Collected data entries
╔══

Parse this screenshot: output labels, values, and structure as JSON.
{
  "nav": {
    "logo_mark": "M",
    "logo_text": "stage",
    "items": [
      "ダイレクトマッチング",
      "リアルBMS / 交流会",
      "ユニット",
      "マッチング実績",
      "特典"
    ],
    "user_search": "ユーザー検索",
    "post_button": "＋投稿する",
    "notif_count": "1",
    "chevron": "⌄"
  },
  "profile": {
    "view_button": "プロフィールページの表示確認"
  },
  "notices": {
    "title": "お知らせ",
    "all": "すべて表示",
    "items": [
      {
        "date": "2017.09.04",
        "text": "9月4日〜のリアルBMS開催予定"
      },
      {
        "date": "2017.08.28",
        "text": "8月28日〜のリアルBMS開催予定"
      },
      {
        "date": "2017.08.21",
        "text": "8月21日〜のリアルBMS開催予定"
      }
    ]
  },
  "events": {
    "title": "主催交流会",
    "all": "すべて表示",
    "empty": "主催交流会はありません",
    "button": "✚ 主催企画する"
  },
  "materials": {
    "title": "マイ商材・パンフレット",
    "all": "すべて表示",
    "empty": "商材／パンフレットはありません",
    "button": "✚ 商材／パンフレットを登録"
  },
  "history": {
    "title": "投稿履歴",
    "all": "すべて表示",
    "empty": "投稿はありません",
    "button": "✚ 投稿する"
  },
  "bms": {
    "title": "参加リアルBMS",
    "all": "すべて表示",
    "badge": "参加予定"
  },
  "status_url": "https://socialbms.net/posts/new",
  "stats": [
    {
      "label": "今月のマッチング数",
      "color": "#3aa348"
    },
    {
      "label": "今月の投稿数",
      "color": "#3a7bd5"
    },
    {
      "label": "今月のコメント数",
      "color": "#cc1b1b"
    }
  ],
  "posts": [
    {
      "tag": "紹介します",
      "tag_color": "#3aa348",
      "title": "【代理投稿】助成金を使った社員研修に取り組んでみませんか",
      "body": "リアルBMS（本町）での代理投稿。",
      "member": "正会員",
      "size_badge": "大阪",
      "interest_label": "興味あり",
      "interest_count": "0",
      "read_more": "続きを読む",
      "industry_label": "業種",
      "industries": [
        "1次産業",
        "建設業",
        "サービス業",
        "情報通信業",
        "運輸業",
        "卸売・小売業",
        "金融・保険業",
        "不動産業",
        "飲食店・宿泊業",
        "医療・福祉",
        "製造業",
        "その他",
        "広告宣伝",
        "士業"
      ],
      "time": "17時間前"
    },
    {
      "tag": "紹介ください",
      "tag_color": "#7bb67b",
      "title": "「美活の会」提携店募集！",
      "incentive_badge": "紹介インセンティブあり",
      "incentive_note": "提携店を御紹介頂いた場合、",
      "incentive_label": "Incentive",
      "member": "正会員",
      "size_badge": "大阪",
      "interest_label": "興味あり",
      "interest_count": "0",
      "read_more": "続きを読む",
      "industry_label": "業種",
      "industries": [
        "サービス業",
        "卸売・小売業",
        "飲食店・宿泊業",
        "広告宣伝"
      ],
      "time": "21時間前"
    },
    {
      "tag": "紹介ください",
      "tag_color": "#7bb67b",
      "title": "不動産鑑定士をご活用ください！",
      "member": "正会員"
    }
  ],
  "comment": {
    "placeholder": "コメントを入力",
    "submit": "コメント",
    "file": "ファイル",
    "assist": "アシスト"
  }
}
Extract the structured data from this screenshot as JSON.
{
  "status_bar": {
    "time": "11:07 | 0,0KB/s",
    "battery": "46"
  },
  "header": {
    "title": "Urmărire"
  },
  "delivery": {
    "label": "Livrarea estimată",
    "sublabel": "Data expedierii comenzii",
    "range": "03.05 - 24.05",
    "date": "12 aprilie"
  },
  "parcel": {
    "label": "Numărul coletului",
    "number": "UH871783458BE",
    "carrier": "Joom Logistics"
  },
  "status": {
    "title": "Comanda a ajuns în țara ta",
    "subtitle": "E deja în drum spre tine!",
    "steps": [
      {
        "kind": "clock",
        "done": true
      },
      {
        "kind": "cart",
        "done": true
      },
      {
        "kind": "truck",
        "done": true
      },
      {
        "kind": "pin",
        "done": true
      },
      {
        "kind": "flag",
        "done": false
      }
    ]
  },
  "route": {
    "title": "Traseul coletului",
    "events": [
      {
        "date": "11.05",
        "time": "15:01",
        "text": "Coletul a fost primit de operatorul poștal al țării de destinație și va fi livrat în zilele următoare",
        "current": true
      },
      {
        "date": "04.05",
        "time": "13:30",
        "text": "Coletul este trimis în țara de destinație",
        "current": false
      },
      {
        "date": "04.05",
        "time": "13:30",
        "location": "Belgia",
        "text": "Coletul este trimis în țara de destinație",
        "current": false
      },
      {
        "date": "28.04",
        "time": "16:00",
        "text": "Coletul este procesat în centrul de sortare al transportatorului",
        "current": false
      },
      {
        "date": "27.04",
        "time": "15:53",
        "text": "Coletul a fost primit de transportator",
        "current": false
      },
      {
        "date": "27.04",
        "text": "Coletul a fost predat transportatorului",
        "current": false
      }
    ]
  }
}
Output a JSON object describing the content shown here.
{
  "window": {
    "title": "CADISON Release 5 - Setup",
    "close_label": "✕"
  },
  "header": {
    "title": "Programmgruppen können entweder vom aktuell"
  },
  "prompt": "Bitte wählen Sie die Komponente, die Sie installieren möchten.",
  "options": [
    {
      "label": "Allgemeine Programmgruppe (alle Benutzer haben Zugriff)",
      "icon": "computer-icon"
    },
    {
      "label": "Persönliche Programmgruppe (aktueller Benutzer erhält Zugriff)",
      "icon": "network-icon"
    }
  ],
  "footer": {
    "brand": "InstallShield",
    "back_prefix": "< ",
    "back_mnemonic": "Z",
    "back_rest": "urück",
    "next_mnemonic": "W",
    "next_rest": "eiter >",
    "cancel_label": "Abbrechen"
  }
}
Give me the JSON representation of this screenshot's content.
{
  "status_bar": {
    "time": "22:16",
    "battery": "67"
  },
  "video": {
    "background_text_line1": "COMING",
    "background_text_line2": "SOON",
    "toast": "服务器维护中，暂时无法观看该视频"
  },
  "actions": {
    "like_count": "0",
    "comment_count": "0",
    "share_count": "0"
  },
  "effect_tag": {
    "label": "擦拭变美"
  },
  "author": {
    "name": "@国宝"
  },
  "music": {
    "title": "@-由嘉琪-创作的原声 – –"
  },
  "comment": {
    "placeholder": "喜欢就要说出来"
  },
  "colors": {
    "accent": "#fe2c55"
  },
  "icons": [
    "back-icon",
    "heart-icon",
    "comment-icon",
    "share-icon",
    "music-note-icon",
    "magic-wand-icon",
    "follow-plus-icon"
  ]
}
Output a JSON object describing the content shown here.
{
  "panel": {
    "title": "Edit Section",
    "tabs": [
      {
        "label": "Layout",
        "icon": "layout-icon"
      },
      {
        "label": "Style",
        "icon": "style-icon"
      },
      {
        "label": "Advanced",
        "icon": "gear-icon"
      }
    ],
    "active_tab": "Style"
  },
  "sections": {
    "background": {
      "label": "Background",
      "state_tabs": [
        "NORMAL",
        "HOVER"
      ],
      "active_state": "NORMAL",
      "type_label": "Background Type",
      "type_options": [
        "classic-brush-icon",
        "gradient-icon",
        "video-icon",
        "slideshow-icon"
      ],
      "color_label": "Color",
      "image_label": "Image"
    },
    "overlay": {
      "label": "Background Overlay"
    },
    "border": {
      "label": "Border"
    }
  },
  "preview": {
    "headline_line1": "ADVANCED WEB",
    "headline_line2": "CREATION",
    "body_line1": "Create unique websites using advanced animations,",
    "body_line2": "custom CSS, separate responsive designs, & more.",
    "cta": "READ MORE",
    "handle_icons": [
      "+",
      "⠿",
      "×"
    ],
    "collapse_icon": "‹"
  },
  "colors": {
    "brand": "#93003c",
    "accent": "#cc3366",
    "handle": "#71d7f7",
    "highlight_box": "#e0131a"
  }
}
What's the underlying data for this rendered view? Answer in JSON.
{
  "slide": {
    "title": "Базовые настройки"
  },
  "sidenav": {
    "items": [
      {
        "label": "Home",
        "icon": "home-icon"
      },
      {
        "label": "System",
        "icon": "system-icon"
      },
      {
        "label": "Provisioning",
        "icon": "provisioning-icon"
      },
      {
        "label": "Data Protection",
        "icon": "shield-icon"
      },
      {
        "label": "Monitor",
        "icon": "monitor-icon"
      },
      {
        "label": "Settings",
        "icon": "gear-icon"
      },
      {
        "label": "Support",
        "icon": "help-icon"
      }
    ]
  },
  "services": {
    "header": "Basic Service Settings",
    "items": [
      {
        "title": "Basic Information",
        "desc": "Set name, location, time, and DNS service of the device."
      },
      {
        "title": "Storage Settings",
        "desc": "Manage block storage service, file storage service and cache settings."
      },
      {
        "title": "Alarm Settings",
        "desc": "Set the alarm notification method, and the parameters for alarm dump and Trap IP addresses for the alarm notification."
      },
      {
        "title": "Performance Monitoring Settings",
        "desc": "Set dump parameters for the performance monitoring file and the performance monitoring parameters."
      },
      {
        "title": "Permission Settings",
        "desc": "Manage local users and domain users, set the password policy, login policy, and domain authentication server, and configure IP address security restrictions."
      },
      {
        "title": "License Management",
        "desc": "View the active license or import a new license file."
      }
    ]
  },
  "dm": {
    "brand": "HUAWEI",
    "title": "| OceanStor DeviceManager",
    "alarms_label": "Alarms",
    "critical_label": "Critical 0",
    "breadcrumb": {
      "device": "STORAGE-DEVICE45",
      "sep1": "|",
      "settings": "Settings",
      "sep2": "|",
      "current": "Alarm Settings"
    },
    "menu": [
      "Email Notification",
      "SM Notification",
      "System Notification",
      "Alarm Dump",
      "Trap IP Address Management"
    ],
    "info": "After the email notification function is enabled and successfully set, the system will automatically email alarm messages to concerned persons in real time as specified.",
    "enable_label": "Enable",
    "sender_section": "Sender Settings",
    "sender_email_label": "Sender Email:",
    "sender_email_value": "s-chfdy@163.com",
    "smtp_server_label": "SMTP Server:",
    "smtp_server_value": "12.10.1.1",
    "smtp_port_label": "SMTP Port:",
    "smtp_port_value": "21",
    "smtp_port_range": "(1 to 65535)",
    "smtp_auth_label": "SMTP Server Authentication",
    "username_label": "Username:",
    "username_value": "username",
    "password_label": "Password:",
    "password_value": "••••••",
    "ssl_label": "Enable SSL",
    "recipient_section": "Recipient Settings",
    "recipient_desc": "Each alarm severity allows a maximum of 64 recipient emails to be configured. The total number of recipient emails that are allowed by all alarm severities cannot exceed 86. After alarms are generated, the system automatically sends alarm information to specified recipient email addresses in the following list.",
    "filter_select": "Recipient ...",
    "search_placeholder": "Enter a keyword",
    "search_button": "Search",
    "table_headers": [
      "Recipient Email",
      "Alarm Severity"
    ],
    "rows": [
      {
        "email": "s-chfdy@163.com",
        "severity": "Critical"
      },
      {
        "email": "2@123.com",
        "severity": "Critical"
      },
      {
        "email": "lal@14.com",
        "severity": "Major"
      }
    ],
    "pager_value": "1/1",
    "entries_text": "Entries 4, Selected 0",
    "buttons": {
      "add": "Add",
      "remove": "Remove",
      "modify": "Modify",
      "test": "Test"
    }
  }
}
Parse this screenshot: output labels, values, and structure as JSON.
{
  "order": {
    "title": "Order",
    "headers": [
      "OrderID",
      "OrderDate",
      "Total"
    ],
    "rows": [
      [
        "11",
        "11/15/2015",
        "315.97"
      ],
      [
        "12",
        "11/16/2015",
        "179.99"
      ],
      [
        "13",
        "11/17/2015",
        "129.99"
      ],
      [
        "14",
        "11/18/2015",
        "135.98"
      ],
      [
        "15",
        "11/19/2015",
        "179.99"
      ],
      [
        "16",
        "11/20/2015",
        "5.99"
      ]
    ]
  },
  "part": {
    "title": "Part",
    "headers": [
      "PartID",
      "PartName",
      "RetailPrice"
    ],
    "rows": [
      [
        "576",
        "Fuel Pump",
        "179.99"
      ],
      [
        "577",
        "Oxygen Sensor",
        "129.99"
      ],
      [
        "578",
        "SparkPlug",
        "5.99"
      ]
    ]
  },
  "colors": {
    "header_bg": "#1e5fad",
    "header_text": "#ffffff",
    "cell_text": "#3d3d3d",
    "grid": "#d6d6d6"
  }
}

╚══

▶ [Written request]
Pick out each line above that includes "this" and show it.

▶ [Task result]
Parse this screenshot: output labels, values, and structure as JSON.
Extract the structured data from this screenshot as JSON.
Give me the JSON representation of this screenshot's content.
What's the underlying data for this rendered view? Answer in JSON.
Parse this screenshot: output labels, values, and structure as JSON.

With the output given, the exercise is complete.